■ **DIRECTIONS FOR THIS TASK**: Give back the full material, exactly as it reads.

*****

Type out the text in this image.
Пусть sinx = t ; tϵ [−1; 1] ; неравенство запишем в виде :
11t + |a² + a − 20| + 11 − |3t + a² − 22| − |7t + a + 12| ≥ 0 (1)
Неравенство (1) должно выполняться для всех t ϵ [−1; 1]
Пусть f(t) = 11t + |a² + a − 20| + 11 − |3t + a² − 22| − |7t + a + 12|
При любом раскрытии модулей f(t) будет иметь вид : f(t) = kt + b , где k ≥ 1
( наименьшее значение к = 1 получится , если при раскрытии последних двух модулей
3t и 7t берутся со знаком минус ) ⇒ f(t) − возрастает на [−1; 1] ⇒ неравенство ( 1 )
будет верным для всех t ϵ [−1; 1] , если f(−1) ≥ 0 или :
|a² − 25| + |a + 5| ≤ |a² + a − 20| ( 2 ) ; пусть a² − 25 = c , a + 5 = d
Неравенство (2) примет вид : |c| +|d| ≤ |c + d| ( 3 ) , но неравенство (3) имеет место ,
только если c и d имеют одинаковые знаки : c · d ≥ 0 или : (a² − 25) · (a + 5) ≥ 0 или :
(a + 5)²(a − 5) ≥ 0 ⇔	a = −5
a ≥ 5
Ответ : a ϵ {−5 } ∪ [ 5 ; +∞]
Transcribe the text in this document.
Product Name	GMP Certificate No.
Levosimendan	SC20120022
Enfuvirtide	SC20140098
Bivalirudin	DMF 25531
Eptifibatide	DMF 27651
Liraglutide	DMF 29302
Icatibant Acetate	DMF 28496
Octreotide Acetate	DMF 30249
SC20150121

*****

■ **RESPONSE TO THIS EXERCISE**:
Type out the text in this image.
Пусть sinx = t ; tϵ [−1; 1] ; неравенство запишем в виде :
11t + |a² + a − 20| + 11 − |3t + a² − 22| − |7t + a + 12| ≥ 0 (1)
Неравенство (1) должно выполняться для всех t ϵ [−1; 1]
Пусть f(t) = 11t + |a² + a − 20| + 11 − |3t + a² − 22| − |7t + a + 12|
При любом раскрытии модулей f(t) будет иметь вид : f(t) = kt + b , где k ≥ 1
( наименьшее значение к = 1 получится , если при раскрытии последних двух модулей
3t и 7t берутся со знаком минус ) ⇒ f(t) − возрастает на [−1; 1] ⇒ неравенство ( 1 )
будет верным для всех t ϵ [−1; 1] , если f(−1) ≥ 0 или :
|a² − 25| + |a + 5| ≤ |a² + a − 20| ( 2 ) ; пусть a² − 25 = c , a + 5 = d
Неравенство (2) примет вид : |c| +|d| ≤ |c + d| ( 3 ) , но неравенство (3) имеет место ,
только если c и d имеют одинаковые знаки : c · d ≥ 0 или : (a² − 25) · (a + 5) ≥ 0 или :
(a + 5)²(a − 5) ≥ 0 ⇔	a = −5
a ≥ 5
Ответ : a ϵ {−5 } ∪ [ 5 ; +∞]
Transcribe the text in this document.
Product Name	GMP Certificate No.
Levosimendan	SC20120022
Enfuvirtide	SC20140098
Bivalirudin	DMF 25531
Eptifibatide	DMF 27651
Liraglutide	DMF 29302
Icatibant Acetate	DMF 28496
Octreotide Acetate	DMF 30249
SC20150121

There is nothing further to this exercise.